§ **Task brief**
Format the listing below as a JSON list of strings, one string per line and no blank lines, starting at the line that contains "database-label: Database (48, 120, 87, 130)" and ending at the line that contains "search-history-list: #5 14". Include both of those lines and nothing outside that range.

────────

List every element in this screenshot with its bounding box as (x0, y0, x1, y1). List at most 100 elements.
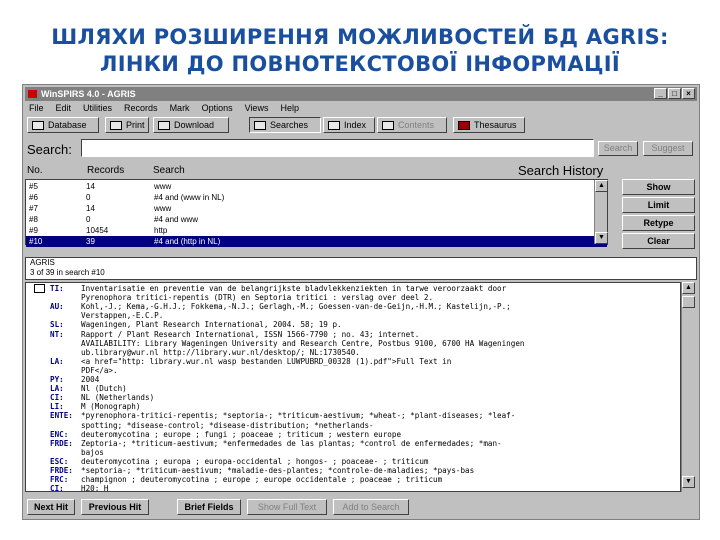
database-label: Database (48, 120, 87, 130)
record-field-value: *pyrenophora-tritici-repentis; *septoria… (81, 411, 516, 421)
print-label: Print (126, 120, 145, 130)
scroll-up-arrow-icon[interactable]: ▲ (682, 282, 695, 294)
row-search: www (154, 204, 172, 213)
record-field-value: bajos (81, 447, 104, 457)
menu-edit[interactable]: Edit (56, 102, 72, 114)
winspirs-window: WinSPIRS 4.0 - AGRIS _ □ × File Edit Uti… (22, 84, 700, 520)
record-field-tag: ENC: (50, 429, 69, 439)
search-input[interactable] (81, 139, 594, 157)
brief-fields-button[interactable]: Brief Fields (177, 499, 241, 515)
scroll-down-arrow-icon[interactable]: ▼ (682, 476, 695, 488)
previous-hit-button[interactable]: Previous Hit (81, 499, 149, 515)
database-icon (32, 121, 44, 130)
record-field-tag: PY: (50, 375, 64, 384)
searches-label: Searches (270, 120, 309, 130)
download-label: Download (174, 120, 215, 130)
menu-help[interactable]: Help (280, 102, 299, 114)
print-button[interactable]: Print (105, 117, 149, 133)
record-field-value: M (Monograph) (81, 402, 141, 412)
search-history-list: #5 14 www #6 0 #4 and (www in NL) #7 14 www #8… (25, 179, 608, 247)
clear-button[interactable]: Clear (622, 233, 695, 249)
record-field-tag: NT: (50, 329, 64, 339)
menu-options[interactable]: Options (202, 102, 233, 114)
history-row[interactable]: #9 10454 http (26, 225, 607, 236)
record-field-tag: CI: (50, 484, 64, 492)
record-field-value: Zeptoria-; *triticum-aestivum; *enfermed… (81, 438, 502, 448)
history-row[interactable]: #8 0 #4 and www (26, 214, 607, 225)
record-field-tag: LI: (50, 402, 64, 412)
retype-button[interactable]: Retype (622, 215, 695, 231)
row-no: #5 (29, 182, 38, 191)
record-field-value: champignon ; deuteromycotina ; europe ; … (81, 475, 443, 485)
history-row[interactable]: #7 14 www (26, 203, 607, 214)
menu-utilities[interactable]: Utilities (83, 102, 112, 114)
contents-button[interactable]: Contents (377, 117, 447, 133)
record-field-value: deuteromycotina ; europe ; fungi ; poace… (81, 429, 402, 439)
col-search: Search (153, 165, 185, 176)
record-field-tag: SL: (50, 320, 64, 330)
download-button[interactable]: Download (153, 117, 229, 133)
row-records: 14 (86, 182, 95, 191)
thesaurus-button[interactable]: Thesaurus (453, 117, 525, 133)
maximize-button[interactable]: □ (668, 88, 681, 99)
record-display: TI: Inventarisatie en preventie van de be… (25, 282, 681, 492)
scroll-up-arrow-icon[interactable]: ▲ (595, 180, 608, 192)
row-search: www (154, 182, 172, 191)
searches-icon (254, 121, 266, 130)
history-header: No. Records Search (27, 165, 185, 176)
search-history-title: Search History (518, 163, 604, 178)
add-to-search-button[interactable]: Add to Search (333, 499, 409, 515)
record-field-tag: FRDE: (50, 438, 73, 448)
record-field-value: <a href="http: library.wur.nl wasp besta… (81, 356, 452, 366)
result-db: AGRIS (30, 258, 55, 267)
suggest-button[interactable]: Suggest (643, 141, 693, 156)
record-field-tag: ESC: (50, 456, 69, 466)
close-button[interactable]: × (682, 88, 695, 99)
result-position: 3 of 39 in search #10 (30, 268, 105, 277)
record-field-tag: TI: (50, 284, 64, 293)
history-row-selected[interactable]: #10 39 #4 and (http in NL) (26, 236, 607, 247)
record-field-value: deuteromycotina ; europa ; europa-occide… (81, 456, 429, 466)
menu-file[interactable]: File (29, 102, 44, 114)
search-label: Search: (27, 142, 72, 157)
printer-icon (110, 121, 122, 130)
scroll-down-arrow-icon[interactable]: ▼ (595, 232, 608, 244)
contents-label: Contents (398, 120, 435, 130)
slide-title-line2: ЛІНКИ ДО ПОВНОТЕКСТОВОЇ ІНФОРМАЦІЇ (100, 52, 620, 76)
database-button[interactable]: Database (27, 117, 99, 133)
record-field-tag: FRDE: (50, 466, 73, 475)
show-full-text-button[interactable]: Show Full Text (247, 499, 327, 515)
record-scrollbar[interactable]: ▲ ▼ (681, 282, 695, 492)
next-hit-button[interactable]: Next Hit (27, 499, 75, 515)
row-records: 39 (86, 237, 95, 246)
history-row[interactable]: #5 14 www (26, 181, 607, 192)
history-row[interactable]: #6 0 #4 and (www in NL) (26, 192, 607, 203)
record-field-tag: LA: (50, 356, 64, 366)
scroll-thumb[interactable] (682, 296, 695, 308)
history-scrollbar[interactable]: ▲ ▼ (594, 180, 608, 244)
menu-mark[interactable]: Mark (170, 102, 190, 114)
search-button[interactable]: Search (598, 141, 638, 156)
show-button[interactable]: Show (622, 179, 695, 195)
record-field-value: Nl (Dutch) (81, 384, 127, 394)
menu-records[interactable]: Records (124, 102, 158, 114)
contents-icon (382, 121, 394, 130)
menu-bar: File Edit Utilities Records Mark Options… (25, 102, 697, 114)
row-search: #4 and www (154, 215, 199, 224)
menu-views[interactable]: Views (245, 102, 269, 114)
minimize-button[interactable]: _ (654, 88, 667, 99)
col-no: No. (27, 165, 43, 176)
row-no: #8 (29, 215, 38, 224)
row-records: 0 (86, 215, 91, 224)
record-field-value: AVAILABILITY: Library Wageningen Univers… (81, 338, 525, 348)
searches-button[interactable]: Searches (249, 117, 321, 133)
index-button[interactable]: Index (323, 117, 375, 133)
row-no: #10 (29, 237, 43, 246)
record-field-value: Kohl,-J.; Kema,-G.H.J.; Fokkema,-N.J.; G… (81, 302, 511, 312)
row-search: #4 and (http in NL) (154, 237, 221, 246)
row-records: 10454 (86, 226, 109, 235)
record-field-value: H20; H (81, 484, 109, 492)
record-field-value: Wageningen, Plant Research International… (81, 320, 342, 330)
download-icon (158, 121, 170, 130)
limit-button[interactable]: Limit (622, 197, 695, 213)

────────

§ **Solution for this exercise**
[
  "database-label: Database (48, 120, 87, 130)",
  "record-field-value: *pyrenophora-tritici-repentis; *septoria… (81, 411, 516, 421)",
  "print-label: Print (126, 120, 145, 130)",
  "scroll-up-arrow-icon[interactable]: ▲ (682, 282, 695, 294)",
  "row-search: www (154, 204, 172, 213)",
  "record-field-value: bajos (81, 447, 104, 457)",
  "menu-edit[interactable]: Edit (56, 102, 72, 114)",
  "winspirs-window: WinSPIRS 4.0 - AGRIS _ □ × File Edit Uti… (22, 84, 700, 520)",
  "record-field-tag: ENC: (50, 429, 69, 439)",
  "search-input[interactable] (81, 139, 594, 157)",
  "brief-fields-button[interactable]: Brief Fields (177, 499, 241, 515)",
  "scroll-down-arrow-icon[interactable]: ▼ (682, 476, 695, 488)",
  "previous-hit-button[interactable]: Previous Hit (81, 499, 149, 515)",
  "database-icon (32, 121, 44, 130)",
  "record-field-tag: PY: (50, 375, 64, 384)",
  "searches-label: Searches (270, 120, 309, 130)",
  "download-label: Download (174, 120, 215, 130)",
  "menu-help[interactable]: Help (280, 102, 299, 114)",
  "print-button[interactable]: Print (105, 117, 149, 133)",
  "record-field-value: M (Monograph) (81, 402, 141, 412)",
  "search-history-list: #5 14 www #6 0 #4 and (www in NL) #7 14 www #8… (25, 179, 608, 247)"
]